Return each line of the material verbatim.

====== DATA ENTRIES ======

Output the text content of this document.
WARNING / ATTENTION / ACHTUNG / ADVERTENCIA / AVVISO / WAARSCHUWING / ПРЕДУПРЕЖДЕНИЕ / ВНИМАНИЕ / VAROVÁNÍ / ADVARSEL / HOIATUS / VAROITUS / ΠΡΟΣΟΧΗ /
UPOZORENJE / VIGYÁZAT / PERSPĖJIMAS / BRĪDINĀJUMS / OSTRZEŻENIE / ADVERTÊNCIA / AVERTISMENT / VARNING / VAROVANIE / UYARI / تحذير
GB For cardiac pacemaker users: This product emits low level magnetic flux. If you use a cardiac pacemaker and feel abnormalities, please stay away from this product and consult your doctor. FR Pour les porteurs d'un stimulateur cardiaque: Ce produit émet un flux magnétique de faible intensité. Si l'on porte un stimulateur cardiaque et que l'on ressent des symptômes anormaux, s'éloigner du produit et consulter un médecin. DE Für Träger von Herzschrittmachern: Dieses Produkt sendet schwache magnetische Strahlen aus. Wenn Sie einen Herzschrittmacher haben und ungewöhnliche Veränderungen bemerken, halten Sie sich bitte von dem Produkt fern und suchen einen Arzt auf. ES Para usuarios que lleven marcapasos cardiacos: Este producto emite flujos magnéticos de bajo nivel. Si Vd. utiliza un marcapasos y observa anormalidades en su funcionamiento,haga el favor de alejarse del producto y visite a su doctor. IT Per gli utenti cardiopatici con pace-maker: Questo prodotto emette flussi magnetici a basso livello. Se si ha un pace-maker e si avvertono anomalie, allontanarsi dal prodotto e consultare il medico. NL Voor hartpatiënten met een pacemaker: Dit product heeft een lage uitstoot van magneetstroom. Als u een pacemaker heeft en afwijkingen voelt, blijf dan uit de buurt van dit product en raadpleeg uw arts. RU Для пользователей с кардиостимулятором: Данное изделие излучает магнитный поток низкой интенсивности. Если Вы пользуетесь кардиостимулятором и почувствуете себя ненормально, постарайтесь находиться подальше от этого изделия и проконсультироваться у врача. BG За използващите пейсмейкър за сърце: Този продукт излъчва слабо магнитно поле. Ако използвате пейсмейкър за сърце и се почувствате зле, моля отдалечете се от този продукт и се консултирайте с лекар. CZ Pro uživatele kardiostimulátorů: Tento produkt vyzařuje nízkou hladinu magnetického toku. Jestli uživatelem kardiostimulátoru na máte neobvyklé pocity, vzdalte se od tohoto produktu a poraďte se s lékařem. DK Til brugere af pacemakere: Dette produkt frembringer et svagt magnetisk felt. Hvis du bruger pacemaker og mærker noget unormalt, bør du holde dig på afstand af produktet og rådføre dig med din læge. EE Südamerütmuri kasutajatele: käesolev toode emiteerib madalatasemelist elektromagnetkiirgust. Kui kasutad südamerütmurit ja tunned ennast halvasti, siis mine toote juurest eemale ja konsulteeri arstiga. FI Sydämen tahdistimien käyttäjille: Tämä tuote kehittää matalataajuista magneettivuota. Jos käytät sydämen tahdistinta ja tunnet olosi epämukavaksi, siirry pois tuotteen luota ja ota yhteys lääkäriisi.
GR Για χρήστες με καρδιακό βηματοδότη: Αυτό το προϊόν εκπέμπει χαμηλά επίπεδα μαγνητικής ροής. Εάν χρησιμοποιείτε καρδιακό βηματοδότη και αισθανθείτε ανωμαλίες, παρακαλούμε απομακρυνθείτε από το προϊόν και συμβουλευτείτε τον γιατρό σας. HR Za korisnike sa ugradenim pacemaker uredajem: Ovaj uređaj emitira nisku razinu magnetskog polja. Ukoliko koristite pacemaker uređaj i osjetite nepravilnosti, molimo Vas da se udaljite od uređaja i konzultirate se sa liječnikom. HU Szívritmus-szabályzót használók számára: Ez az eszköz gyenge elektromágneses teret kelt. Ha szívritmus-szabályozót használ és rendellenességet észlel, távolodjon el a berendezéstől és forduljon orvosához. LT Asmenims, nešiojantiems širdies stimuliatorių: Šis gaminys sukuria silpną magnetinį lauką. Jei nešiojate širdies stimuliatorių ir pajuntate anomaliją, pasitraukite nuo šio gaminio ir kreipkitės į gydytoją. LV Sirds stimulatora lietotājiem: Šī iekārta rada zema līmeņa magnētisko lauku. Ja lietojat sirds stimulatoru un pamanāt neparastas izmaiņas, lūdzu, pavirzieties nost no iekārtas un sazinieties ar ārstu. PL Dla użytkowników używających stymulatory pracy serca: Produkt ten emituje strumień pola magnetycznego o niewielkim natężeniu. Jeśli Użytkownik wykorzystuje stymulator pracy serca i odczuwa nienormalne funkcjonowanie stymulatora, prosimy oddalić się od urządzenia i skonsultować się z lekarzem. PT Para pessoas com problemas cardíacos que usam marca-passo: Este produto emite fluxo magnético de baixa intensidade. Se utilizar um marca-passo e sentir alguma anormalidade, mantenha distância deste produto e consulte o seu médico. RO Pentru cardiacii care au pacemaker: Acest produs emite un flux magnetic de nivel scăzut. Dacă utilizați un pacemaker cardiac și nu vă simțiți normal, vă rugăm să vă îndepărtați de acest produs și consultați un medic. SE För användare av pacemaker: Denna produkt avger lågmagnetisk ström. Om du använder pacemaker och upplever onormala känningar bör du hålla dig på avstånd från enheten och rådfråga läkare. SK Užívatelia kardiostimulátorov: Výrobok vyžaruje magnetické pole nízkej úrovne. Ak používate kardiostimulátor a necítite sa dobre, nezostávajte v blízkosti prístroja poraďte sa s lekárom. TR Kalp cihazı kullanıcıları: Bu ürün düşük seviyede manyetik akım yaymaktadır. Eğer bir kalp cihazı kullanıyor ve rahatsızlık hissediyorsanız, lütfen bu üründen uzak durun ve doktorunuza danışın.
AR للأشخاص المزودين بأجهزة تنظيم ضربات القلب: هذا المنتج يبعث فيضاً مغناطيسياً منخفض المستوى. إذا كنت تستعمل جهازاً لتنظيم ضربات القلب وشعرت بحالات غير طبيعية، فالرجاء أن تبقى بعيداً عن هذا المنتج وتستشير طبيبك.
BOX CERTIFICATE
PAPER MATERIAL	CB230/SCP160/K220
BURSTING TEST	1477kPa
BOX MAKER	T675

======

**OUTPUT FOR THIS EXERCISE**
Output the text content of this document.
WARNING / ATTENTION / ACHTUNG / ADVERTENCIA / AVVISO / WAARSCHUWING / ПРЕДУПРЕЖДЕНИЕ / ВНИМАНИЕ / VAROVÁNÍ / ADVARSEL / HOIATUS / VAROITUS / ΠΡΟΣΟΧΗ /
UPOZORENJE / VIGYÁZAT / PERSPĖJIMAS / BRĪDINĀJUMS / OSTRZEŻENIE / ADVERTÊNCIA / AVERTISMENT / VARNING / VAROVANIE / UYARI / تحذير
GB For cardiac pacemaker users: This product emits low level magnetic flux. If you use a cardiac pacemaker and feel abnormalities, please stay away from this product and consult your doctor. FR Pour les porteurs d'un stimulateur cardiaque: Ce produit émet un flux magnétique de faible intensité. Si l'on porte un stimulateur cardiaque et que l'on ressent des symptômes anormaux, s'éloigner du produit et consulter un médecin. DE Für Träger von Herzschrittmachern: Dieses Produkt sendet schwache magnetische Strahlen aus. Wenn Sie einen Herzschrittmacher haben und ungewöhnliche Veränderungen bemerken, halten Sie sich bitte von dem Produkt fern und suchen einen Arzt auf. ES Para usuarios que lleven marcapasos cardiacos: Este producto emite flujos magnéticos de bajo nivel. Si Vd. utiliza un marcapasos y observa anormalidades en su funcionamiento,haga el favor de alejarse del producto y visite a su doctor. IT Per gli utenti cardiopatici con pace-maker: Questo prodotto emette flussi magnetici a basso livello. Se si ha un pace-maker e si avvertono anomalie, allontanarsi dal prodotto e consultare il medico. NL Voor hartpatiënten met een pacemaker: Dit product heeft een lage uitstoot van magneetstroom. Als u een pacemaker heeft en afwijkingen voelt, blijf dan uit de buurt van dit product en raadpleeg uw arts. RU Для пользователей с кардиостимулятором: Данное изделие излучает магнитный поток низкой интенсивности. Если Вы пользуетесь кардиостимулятором и почувствуете себя ненормально, постарайтесь находиться подальше от этого изделия и проконсультироваться у врача. BG За използващите пейсмейкър за сърце: Този продукт излъчва слабо магнитно поле. Ако използвате пейсмейкър за сърце и се почувствате зле, моля отдалечете се от този продукт и се консултирайте с лекар. CZ Pro uživatele kardiostimulátorů: Tento produkt vyzařuje nízkou hladinu magnetického toku. Jestli uživatelem kardiostimulátoru na máte neobvyklé pocity, vzdalte se od tohoto produktu a poraďte se s lékařem. DK Til brugere af pacemakere: Dette produkt frembringer et svagt magnetisk felt. Hvis du bruger pacemaker og mærker noget unormalt, bør du holde dig på afstand af produktet og rådføre dig med din læge. EE Südamerütmuri kasutajatele: käesolev toode emiteerib madalatasemelist elektromagnetkiirgust. Kui kasutad südamerütmurit ja tunned ennast halvasti, siis mine toote juurest eemale ja konsulteeri arstiga. FI Sydämen tahdistimien käyttäjille: Tämä tuote kehittää matalataajuista magneettivuota. Jos käytät sydämen tahdistinta ja tunnet olosi epämukavaksi, siirry pois tuotteen luota ja ota yhteys lääkäriisi.
GR Για χρήστες με καρδιακό βηματοδότη: Αυτό το προϊόν εκπέμπει χαμηλά επίπεδα μαγνητικής ροής. Εάν χρησιμοποιείτε καρδιακό βηματοδότη και αισθανθείτε ανωμαλίες, παρακαλούμε απομακρυνθείτε από το προϊόν και συμβουλευτείτε τον γιατρό σας. HR Za korisnike sa ugradenim pacemaker uredajem: Ovaj uređaj emitira nisku razinu magnetskog polja. Ukoliko koristite pacemaker uređaj i osjetite nepravilnosti, molimo Vas da se udaljite od uređaja i konzultirate se sa liječnikom. HU Szívritmus-szabályzót használók számára: Ez az eszköz gyenge elektromágneses teret kelt. Ha szívritmus-szabályozót használ és rendellenességet észlel, távolodjon el a berendezéstől és forduljon orvosához. LT Asmenims, nešiojantiems širdies stimuliatorių: Šis gaminys sukuria silpną magnetinį lauką. Jei nešiojate širdies stimuliatorių ir pajuntate anomaliją, pasitraukite nuo šio gaminio ir kreipkitės į gydytoją. LV Sirds stimulatora lietotājiem: Šī iekārta rada zema līmeņa magnētisko lauku. Ja lietojat sirds stimulatoru un pamanāt neparastas izmaiņas, lūdzu, pavirzieties nost no iekārtas un sazinieties ar ārstu. PL Dla użytkowników używających stymulatory pracy serca: Produkt ten emituje strumień pola magnetycznego o niewielkim natężeniu. Jeśli Użytkownik wykorzystuje stymulator pracy serca i odczuwa nienormalne funkcjonowanie stymulatora, prosimy oddalić się od urządzenia i skonsultować się z lekarzem. PT Para pessoas com problemas cardíacos que usam marca-passo: Este produto emite fluxo magnético de baixa intensidade. Se utilizar um marca-passo e sentir alguma anormalidade, mantenha distância deste produto e consulte o seu médico. RO Pentru cardiacii care au pacemaker: Acest produs emite un flux magnetic de nivel scăzut. Dacă utilizați un pacemaker cardiac și nu vă simțiți normal, vă rugăm să vă îndepărtați de acest produs și consultați un medic. SE För användare av pacemaker: Denna produkt avger lågmagnetisk ström. Om du använder pacemaker och upplever onormala känningar bör du hålla dig på avstånd från enheten och rådfråga läkare. SK Užívatelia kardiostimulátorov: Výrobok vyžaruje magnetické pole nízkej úrovne. Ak používate kardiostimulátor a necítite sa dobre, nezostávajte v blízkosti prístroja poraďte sa s lekárom. TR Kalp cihazı kullanıcıları: Bu ürün düşük seviyede manyetik akım yaymaktadır. Eğer bir kalp cihazı kullanıyor ve rahatsızlık hissediyorsanız, lütfen bu üründen uzak durun ve doktorunuza danışın.
AR للأشخاص المزودين بأجهزة تنظيم ضربات القلب: هذا المنتج يبعث فيضاً مغناطيسياً منخفض المستوى. إذا كنت تستعمل جهازاً لتنظيم ضربات القلب وشعرت بحالات غير طبيعية، فالرجاء أن تبقى بعيداً عن هذا المنتج وتستشير طبيبك.
BOX CERTIFICATE
PAPER MATERIAL	CB230/SCP160/K220
BURSTING TEST	1477kPa
BOX MAKER	T675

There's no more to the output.